=== Document extract ===
------------------------------------

# POWER LOSS--Installed kebc bypass and now have loss of power



## Sabo (Sep 20, 2012)

I was having an issue with my belt actuator and my 4wd wasnt working. I got a bypass and relay and now 4wd works. Only thing is now that i have done this it seems like i have lost power. I can no longer pop a wheelie, not that im going to be doing it all that time but that def means a loss of power. Any ideas what i may have done wrong or what i can do to give me back to normal???:34:


----------



## narfbrain (Sep 25, 2012)

is your belt light on? did you reset it after you did the bypass mod?


----------



## Sabo (Sep 20, 2012)

Na, belt light wasnt flashing so didnt have to reset it. I have had to reset it before for loss of power. i dont think that the belt is my issue. When it happened before i had a complete loss of power. This time it is like i just lost bottom end. That is what has me stumped.


----------



## narfbrain (Sep 25, 2012)

is this the only mod youve done between having and losing power? and also i think i read somewhere that you still have to reset?....cant remember exactly what it was....but when you blow a belt you lose 4wd kebc and belt trip are both rigged into a limp mode hence your 4wd actuator loss or light flashing back and forth and fixing it with an ebc bypass......i would try a reset.......thats the only thing i can think of unless its an unrelated issue


----------



## Sabo (Sep 20, 2012)

I will try it when i get home and see if it helps. It cant hurt to try. I will update this evening after i get home and try it.


----------



## narfbrain (Sep 25, 2012)

ya i cant remember 100% but am pretty sure when i was looking into dg-6 it said once installed you have to reset but.......was a while ago i could be wrong


----------



## JLOWERY (Jan 30, 2010)

------------------------------------

=== Data section ===
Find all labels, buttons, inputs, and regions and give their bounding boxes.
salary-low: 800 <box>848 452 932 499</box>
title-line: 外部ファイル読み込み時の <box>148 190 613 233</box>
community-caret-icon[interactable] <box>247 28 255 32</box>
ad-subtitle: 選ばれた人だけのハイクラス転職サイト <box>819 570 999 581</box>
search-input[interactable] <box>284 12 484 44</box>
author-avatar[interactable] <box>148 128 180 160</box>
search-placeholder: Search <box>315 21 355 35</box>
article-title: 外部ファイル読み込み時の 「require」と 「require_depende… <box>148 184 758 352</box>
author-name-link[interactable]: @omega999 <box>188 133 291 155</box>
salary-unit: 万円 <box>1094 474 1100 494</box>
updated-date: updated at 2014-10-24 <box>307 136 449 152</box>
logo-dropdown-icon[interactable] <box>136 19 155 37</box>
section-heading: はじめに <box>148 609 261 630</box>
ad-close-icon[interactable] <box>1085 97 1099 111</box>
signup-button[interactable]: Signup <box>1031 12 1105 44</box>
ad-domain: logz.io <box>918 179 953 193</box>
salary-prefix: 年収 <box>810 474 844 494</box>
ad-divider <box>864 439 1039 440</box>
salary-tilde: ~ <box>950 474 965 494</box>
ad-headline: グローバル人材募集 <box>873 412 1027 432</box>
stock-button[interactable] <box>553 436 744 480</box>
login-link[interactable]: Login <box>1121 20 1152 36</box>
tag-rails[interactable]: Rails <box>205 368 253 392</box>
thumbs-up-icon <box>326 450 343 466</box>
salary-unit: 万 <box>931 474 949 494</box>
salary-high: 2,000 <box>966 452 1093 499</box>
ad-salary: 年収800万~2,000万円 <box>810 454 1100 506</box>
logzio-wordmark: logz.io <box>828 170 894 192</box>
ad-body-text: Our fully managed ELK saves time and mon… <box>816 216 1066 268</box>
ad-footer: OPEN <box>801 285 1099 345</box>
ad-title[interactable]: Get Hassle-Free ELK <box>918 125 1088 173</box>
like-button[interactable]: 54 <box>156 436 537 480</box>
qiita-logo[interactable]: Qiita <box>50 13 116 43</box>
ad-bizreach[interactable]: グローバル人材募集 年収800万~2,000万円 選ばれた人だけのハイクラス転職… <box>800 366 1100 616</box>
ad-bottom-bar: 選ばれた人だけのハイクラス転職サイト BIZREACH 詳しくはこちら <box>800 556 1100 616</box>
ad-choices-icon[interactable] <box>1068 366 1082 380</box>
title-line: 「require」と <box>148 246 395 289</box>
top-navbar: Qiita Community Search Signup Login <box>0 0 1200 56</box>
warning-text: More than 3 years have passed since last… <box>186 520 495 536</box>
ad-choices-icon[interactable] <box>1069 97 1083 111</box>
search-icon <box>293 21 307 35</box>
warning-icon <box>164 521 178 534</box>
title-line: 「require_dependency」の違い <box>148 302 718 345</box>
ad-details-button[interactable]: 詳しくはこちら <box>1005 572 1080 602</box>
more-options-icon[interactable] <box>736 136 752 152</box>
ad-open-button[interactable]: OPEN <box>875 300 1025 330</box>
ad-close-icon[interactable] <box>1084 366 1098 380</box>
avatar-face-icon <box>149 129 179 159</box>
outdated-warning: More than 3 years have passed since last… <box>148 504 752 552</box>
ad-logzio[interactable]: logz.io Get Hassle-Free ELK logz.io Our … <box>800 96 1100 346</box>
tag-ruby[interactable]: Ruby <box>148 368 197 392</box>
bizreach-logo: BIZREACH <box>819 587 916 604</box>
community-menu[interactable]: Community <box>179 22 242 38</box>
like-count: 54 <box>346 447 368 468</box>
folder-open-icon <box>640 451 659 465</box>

------------------------------------

=== Exercise tasks ===
1 - List every distinct username that appears as a post author in the forum thread.
2 - Echo the forum thread from "I was having" up to and including "the bypass mod?".
3 - Summarize the forum thread in two sentences.

=== Solutions per task ===
1 - Sabo, narfbrain, JLOWERY

2 -
I was having an issue with my belt actuator and my 4wd wasnt working. I got a bypass and relay and now 4wd works. Only thing is now that i have done this it seems like i have lost power. I can no longer pop a wheelie, not that im going to be doing it all that time but that def means a loss of power. Any ideas what i may have done wrong or what i can do to give me back to normal???:34:


----------



## narfbrain (Sep 25, 2012)

is your belt light on? did you reset it after you did the bypass mod?

3 - After a belt actuator problem left 4WD not working, Sabo installed a bypass and relay, which restored 4WD but seemed to cost power, especially bottom end, so popping a wheelie was no longer possible. Narfbrain asked whether the belt light was on and suggested a reset, recalling that one may be required after installation, and Sabo, whose belt light had not been flashing, agreed to try it after getting home.